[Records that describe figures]

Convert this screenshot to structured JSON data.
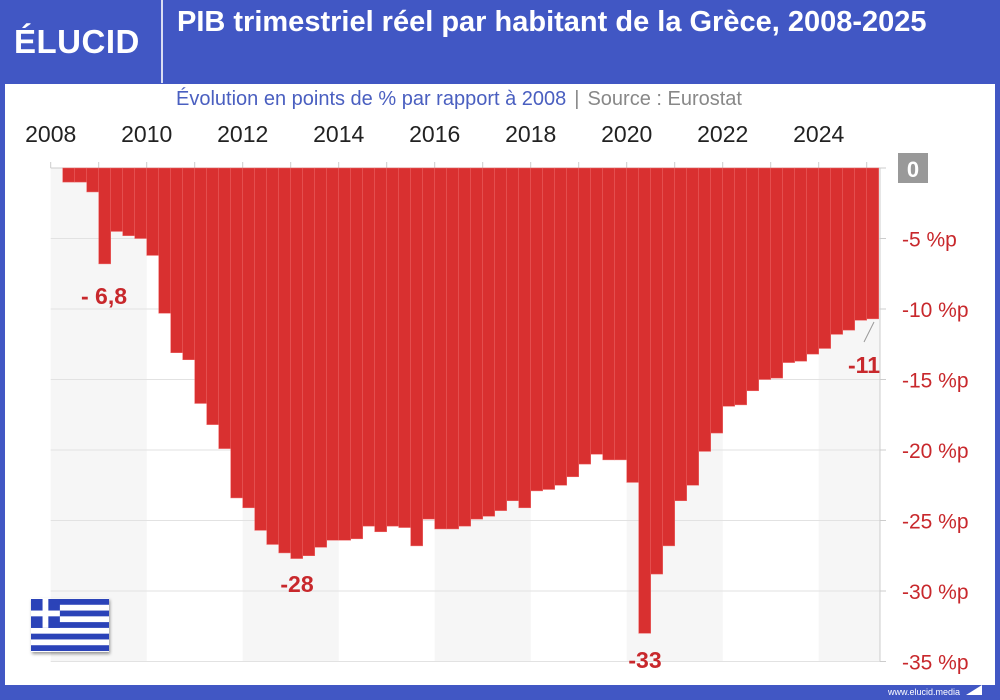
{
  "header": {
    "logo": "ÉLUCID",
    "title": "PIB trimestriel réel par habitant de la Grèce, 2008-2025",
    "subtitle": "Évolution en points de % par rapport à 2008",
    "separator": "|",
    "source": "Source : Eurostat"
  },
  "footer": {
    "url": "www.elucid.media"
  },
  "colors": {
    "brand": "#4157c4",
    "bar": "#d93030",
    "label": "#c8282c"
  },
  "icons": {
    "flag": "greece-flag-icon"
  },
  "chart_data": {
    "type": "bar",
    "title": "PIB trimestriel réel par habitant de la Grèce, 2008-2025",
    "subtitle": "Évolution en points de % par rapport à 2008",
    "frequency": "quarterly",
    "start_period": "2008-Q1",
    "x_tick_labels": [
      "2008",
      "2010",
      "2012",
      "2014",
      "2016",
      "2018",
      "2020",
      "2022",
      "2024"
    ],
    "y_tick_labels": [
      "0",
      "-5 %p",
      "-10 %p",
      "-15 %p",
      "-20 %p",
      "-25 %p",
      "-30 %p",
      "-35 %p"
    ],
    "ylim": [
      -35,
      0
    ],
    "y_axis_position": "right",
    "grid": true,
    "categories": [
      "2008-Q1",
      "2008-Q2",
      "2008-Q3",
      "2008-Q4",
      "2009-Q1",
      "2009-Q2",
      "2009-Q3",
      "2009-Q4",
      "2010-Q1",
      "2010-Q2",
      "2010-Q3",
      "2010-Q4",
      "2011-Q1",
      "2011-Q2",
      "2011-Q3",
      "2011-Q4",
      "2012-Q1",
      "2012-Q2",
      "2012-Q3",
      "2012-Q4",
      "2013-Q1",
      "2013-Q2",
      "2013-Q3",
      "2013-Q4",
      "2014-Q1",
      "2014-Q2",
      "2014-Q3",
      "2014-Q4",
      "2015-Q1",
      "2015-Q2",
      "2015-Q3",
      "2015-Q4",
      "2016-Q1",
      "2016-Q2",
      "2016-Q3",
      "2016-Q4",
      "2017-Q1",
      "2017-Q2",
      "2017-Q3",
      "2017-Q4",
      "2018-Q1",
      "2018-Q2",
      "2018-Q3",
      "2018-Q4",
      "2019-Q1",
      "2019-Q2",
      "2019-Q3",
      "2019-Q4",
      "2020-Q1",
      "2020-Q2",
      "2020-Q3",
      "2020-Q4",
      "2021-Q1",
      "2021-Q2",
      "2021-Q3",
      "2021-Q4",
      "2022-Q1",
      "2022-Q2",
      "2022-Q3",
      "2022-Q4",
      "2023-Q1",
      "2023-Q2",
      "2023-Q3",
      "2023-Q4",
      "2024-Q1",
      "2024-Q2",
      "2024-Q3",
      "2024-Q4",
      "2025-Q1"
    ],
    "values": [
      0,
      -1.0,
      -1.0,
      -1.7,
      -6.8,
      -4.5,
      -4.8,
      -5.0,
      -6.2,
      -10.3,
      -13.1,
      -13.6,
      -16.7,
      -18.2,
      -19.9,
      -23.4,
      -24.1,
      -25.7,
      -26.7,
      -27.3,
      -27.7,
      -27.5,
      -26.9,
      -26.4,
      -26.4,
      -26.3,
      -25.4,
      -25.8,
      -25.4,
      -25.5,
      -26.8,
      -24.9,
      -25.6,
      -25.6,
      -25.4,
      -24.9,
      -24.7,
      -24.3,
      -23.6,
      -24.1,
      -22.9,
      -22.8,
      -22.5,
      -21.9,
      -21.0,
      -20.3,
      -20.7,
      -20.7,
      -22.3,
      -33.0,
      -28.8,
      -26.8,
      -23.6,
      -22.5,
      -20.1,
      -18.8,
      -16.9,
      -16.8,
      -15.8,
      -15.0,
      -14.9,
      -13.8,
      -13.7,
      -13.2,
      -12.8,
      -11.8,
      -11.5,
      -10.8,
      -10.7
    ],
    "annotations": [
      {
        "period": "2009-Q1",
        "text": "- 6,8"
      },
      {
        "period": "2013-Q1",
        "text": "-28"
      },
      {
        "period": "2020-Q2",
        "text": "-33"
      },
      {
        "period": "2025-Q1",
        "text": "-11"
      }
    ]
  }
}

- Requirement: Any pictures should be dropped; transcribe the rest of the records above exactly.

- Result of this task:
Convert this screenshot to structured JSON data.
{
  "header": {
    "logo": "ÉLUCID",
    "title": "PIB trimestriel réel par habitant de la Grèce, 2008-2025",
    "subtitle": "Évolution en points de % par rapport à 2008",
    "separator": "|",
    "source": "Source : Eurostat"
  },
  "footer": {
    "url": "www.elucid.media"
  },
  "colors": {
    "brand": "#4157c4",
    "bar": "#d93030",
    "label": "#c8282c"
  },
  "icons": {
    "flag": "greece-flag-icon"
  },
  "chart_data": {
    "type": "bar",
    "title": "PIB trimestriel réel par habitant de la Grèce, 2008-2025",
    "subtitle": "Évolution en points de % par rapport à 2008",
    "frequency": "quarterly",
    "start_period": "2008-Q1",
    "x_tick_labels": [
      "2008",
      "2010",
      "2012",
      "2014",
      "2016",
      "2018",
      "2020",
      "2022",
      "2024"
    ],
    "y_tick_labels": [
      "0",
      "-5 %p",
      "-10 %p",
      "-15 %p",
      "-20 %p",
      "-25 %p",
      "-30 %p",
      "-35 %p"
    ],
    "ylim": [
      -35,
      0
    ],
    "y_axis_position": "right",
    "grid": true,
    "categories": [
      "2008-Q1",
      "2008-Q2",
      "2008-Q3",
      "2008-Q4",
      "2009-Q1",
      "2009-Q2",
      "2009-Q3",
      "2009-Q4",
      "2010-Q1",
      "2010-Q2",
      "2010-Q3",
      "2010-Q4",
      "2011-Q1",
      "2011-Q2",
      "2011-Q3",
      "2011-Q4",
      "2012-Q1",
      "2012-Q2",
      "2012-Q3",
      "2012-Q4",
      "2013-Q1",
      "2013-Q2",
      "2013-Q3",
      "2013-Q4",
      "2014-Q1",
      "2014-Q2",
      "2014-Q3",
      "2014-Q4",
      "2015-Q1",
      "2015-Q2",
      "2015-Q3",
      "2015-Q4",
      "2016-Q1",
      "2016-Q2",
      "2016-Q3",
      "2016-Q4",
      "2017-Q1",
      "2017-Q2",
      "2017-Q3",
      "2017-Q4",
      "2018-Q1",
      "2018-Q2",
      "2018-Q3",
      "2018-Q4",
      "2019-Q1",
      "2019-Q2",
      "2019-Q3",
      "2019-Q4",
      "2020-Q1",
      "2020-Q2",
      "2020-Q3",
      "2020-Q4",
      "2021-Q1",
      "2021-Q2",
      "2021-Q3",
      "2021-Q4",
      "2022-Q1",
      "2022-Q2",
      "2022-Q3",
      "2022-Q4",
      "2023-Q1",
      "2023-Q2",
      "2023-Q3",
      "2023-Q4",
      "2024-Q1",
      "2024-Q2",
      "2024-Q3",
      "2024-Q4",
      "2025-Q1"
    ],
    "values": [
      0,
      -1.0,
      -1.0,
      -1.7,
      -6.8,
      -4.5,
      -4.8,
      -5.0,
      -6.2,
      -10.3,
      -13.1,
      -13.6,
      -16.7,
      -18.2,
      -19.9,
      -23.4,
      -24.1,
      -25.7,
      -26.7,
      -27.3,
      -27.7,
      -27.5,
      -26.9,
      -26.4,
      -26.4,
      -26.3,
      -25.4,
      -25.8,
      -25.4,
      -25.5,
      -26.8,
      -24.9,
      -25.6,
      -25.6,
      -25.4,
      -24.9,
      -24.7,
      -24.3,
      -23.6,
      -24.1,
      -22.9,
      -22.8,
      -22.5,
      -21.9,
      -21.0,
      -20.3,
      -20.7,
      -20.7,
      -22.3,
      -33.0,
      -28.8,
      -26.8,
      -23.6,
      -22.5,
      -20.1,
      -18.8,
      -16.9,
      -16.8,
      -15.8,
      -15.0,
      -14.9,
      -13.8,
      -13.7,
      -13.2,
      -12.8,
      -11.8,
      -11.5,
      -10.8,
      -10.7
    ],
    "annotations": [
      {
        "period": "2009-Q1",
        "text": "- 6,8"
      },
      {
        "period": "2013-Q1",
        "text": "-28"
      },
      {
        "period": "2020-Q2",
        "text": "-33"
      },
      {
        "period": "2025-Q1",
        "text": "-11"
      }
    ]
  }
}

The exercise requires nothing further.